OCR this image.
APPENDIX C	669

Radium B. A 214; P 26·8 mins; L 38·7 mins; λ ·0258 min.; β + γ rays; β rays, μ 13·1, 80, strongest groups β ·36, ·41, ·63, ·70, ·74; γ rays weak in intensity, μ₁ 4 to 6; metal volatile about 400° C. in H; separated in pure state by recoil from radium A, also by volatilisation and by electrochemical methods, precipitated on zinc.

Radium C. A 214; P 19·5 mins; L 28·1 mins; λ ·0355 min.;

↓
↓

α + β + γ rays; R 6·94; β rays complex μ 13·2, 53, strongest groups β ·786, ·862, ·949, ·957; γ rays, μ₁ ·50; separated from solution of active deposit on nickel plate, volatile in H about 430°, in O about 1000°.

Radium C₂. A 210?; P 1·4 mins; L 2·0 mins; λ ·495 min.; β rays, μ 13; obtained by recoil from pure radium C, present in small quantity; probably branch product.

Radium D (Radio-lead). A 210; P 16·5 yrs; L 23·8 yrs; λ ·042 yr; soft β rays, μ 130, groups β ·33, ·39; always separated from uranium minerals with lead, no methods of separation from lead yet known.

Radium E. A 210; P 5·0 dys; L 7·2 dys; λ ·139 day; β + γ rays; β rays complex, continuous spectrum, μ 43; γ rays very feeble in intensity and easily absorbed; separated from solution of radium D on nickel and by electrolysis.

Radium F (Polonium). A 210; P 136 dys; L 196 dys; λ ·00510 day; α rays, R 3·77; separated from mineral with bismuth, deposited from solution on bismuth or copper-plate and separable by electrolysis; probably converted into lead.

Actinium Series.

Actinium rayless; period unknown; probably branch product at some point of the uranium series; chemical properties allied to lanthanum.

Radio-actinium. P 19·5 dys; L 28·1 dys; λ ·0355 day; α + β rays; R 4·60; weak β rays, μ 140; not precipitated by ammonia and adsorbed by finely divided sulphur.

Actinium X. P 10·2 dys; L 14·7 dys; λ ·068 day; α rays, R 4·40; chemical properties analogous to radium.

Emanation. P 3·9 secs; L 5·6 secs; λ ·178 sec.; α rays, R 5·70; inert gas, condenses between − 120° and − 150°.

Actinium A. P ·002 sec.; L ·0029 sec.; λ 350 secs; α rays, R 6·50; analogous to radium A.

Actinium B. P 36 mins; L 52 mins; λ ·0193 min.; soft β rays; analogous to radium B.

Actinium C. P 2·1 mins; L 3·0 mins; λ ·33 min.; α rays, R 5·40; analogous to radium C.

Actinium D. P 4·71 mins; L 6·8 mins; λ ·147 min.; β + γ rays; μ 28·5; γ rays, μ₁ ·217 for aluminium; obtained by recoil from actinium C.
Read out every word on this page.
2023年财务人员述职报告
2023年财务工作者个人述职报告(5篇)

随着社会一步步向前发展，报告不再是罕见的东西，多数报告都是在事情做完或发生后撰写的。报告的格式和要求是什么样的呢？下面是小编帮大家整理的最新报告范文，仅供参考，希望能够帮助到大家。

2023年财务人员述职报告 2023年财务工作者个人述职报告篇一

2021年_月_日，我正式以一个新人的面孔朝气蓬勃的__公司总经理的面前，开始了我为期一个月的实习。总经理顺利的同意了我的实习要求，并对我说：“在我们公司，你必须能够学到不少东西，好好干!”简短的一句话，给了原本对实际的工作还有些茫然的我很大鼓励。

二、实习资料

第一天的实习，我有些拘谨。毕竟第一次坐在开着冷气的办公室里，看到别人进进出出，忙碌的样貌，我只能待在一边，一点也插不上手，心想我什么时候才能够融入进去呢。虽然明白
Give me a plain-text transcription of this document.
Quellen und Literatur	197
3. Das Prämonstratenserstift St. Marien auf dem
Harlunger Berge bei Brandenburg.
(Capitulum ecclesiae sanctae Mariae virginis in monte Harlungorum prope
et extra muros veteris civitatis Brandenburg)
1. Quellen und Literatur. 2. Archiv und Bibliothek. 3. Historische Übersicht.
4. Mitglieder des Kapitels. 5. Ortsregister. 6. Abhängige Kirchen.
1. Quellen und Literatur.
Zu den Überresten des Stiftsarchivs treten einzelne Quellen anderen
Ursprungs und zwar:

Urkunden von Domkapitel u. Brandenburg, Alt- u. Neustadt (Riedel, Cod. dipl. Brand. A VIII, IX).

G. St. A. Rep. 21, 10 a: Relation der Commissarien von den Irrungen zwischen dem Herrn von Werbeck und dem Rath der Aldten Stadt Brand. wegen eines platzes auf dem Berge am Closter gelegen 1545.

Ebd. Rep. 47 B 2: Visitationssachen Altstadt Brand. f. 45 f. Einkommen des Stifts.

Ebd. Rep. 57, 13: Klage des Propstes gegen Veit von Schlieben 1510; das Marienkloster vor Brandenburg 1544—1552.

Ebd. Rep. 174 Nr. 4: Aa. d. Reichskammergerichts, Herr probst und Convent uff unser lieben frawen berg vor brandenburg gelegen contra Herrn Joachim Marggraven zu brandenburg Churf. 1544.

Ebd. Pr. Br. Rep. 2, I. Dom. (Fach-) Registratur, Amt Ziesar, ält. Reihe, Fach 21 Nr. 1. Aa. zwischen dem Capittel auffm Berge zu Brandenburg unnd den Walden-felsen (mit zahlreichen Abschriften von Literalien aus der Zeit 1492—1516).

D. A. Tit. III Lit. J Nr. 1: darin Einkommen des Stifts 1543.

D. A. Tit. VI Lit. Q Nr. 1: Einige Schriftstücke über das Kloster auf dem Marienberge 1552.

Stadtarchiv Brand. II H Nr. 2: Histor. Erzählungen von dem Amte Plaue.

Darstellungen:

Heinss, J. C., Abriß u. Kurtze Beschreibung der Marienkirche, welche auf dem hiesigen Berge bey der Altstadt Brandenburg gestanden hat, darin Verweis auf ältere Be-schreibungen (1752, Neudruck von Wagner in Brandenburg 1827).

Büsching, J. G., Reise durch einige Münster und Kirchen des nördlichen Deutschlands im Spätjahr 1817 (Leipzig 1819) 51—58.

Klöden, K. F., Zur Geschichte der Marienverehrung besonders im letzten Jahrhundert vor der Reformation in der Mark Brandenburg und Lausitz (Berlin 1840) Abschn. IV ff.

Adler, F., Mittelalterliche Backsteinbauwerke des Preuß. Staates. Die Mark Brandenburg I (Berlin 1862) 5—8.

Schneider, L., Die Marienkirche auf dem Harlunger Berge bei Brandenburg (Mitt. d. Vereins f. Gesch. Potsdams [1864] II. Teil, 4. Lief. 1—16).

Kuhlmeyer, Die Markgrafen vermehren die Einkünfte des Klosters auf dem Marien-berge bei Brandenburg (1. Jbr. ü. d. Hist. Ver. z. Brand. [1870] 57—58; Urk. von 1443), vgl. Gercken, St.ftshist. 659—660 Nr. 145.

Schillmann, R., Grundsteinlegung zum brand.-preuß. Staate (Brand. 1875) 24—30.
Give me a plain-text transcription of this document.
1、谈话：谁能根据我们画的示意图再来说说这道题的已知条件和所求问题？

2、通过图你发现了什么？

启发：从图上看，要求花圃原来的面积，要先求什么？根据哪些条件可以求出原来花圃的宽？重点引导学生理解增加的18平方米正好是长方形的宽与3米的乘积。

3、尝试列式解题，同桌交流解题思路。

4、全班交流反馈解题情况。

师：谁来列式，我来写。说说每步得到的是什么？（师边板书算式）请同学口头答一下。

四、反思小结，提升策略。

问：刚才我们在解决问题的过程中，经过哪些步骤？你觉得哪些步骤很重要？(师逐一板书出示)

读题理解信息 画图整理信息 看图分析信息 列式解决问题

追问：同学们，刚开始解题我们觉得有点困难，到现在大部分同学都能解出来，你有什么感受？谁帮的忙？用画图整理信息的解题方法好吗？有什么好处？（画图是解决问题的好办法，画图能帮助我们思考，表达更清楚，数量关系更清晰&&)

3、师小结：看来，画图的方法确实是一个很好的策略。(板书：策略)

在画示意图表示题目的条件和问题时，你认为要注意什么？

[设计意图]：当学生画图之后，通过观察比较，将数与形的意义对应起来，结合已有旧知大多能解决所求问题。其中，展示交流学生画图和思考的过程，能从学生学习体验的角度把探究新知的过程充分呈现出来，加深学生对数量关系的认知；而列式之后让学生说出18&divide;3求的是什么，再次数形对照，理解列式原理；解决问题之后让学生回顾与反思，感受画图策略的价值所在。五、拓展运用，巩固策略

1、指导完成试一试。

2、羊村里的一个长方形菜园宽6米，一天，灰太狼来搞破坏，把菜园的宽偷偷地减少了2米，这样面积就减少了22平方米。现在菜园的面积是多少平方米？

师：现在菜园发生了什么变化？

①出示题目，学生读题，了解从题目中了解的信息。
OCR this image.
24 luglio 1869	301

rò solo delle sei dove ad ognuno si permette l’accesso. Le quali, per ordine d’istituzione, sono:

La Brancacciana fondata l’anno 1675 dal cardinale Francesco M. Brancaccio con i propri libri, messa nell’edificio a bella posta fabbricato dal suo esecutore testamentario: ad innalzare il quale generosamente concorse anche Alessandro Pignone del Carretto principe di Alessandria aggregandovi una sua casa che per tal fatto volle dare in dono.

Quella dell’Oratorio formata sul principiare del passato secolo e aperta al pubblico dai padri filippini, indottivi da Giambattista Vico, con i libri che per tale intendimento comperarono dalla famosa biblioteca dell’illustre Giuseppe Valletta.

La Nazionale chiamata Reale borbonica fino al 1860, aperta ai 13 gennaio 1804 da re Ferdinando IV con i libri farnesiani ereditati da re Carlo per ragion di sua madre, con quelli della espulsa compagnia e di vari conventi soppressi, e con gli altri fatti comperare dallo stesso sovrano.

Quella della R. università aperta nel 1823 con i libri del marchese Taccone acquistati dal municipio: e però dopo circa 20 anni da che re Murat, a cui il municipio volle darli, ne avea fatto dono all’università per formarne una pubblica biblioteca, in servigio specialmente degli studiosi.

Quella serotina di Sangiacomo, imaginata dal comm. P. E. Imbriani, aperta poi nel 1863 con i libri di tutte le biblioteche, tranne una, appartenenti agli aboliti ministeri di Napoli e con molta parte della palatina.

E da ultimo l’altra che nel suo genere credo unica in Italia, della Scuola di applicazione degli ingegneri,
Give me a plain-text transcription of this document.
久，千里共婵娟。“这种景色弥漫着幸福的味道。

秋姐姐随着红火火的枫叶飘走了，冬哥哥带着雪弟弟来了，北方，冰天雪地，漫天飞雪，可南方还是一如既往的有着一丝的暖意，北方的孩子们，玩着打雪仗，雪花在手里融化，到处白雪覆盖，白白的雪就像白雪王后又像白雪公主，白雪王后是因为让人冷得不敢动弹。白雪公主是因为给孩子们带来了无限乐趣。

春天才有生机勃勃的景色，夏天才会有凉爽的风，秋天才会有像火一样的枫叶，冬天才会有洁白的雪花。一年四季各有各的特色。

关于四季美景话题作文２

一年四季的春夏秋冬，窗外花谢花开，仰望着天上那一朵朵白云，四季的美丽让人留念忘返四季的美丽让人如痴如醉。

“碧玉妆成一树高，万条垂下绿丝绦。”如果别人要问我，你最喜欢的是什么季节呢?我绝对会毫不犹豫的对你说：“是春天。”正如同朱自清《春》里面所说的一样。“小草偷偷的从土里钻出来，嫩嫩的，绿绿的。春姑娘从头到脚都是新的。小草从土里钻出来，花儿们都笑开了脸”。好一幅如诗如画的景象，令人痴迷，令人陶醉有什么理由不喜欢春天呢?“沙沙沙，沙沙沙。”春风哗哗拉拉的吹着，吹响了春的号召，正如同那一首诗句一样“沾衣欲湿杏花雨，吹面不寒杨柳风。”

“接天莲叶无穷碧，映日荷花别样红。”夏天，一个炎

....

> [CHALLENGE] Copy all lines from the material that hold "uranium".

> [COMPLETE OUTPUT]
Radium D (Radio-lead). A 210; P 16·5 yrs; L 23·8 yrs; λ ·042 yr; soft β rays, μ 130, groups β ·33, ·39; always separated from uranium minerals with lead, no methods of separation from lead yet known.
Actinium rayless; period unknown; probably branch product at some point of the uranium series; chemical properties allied to lanthanum.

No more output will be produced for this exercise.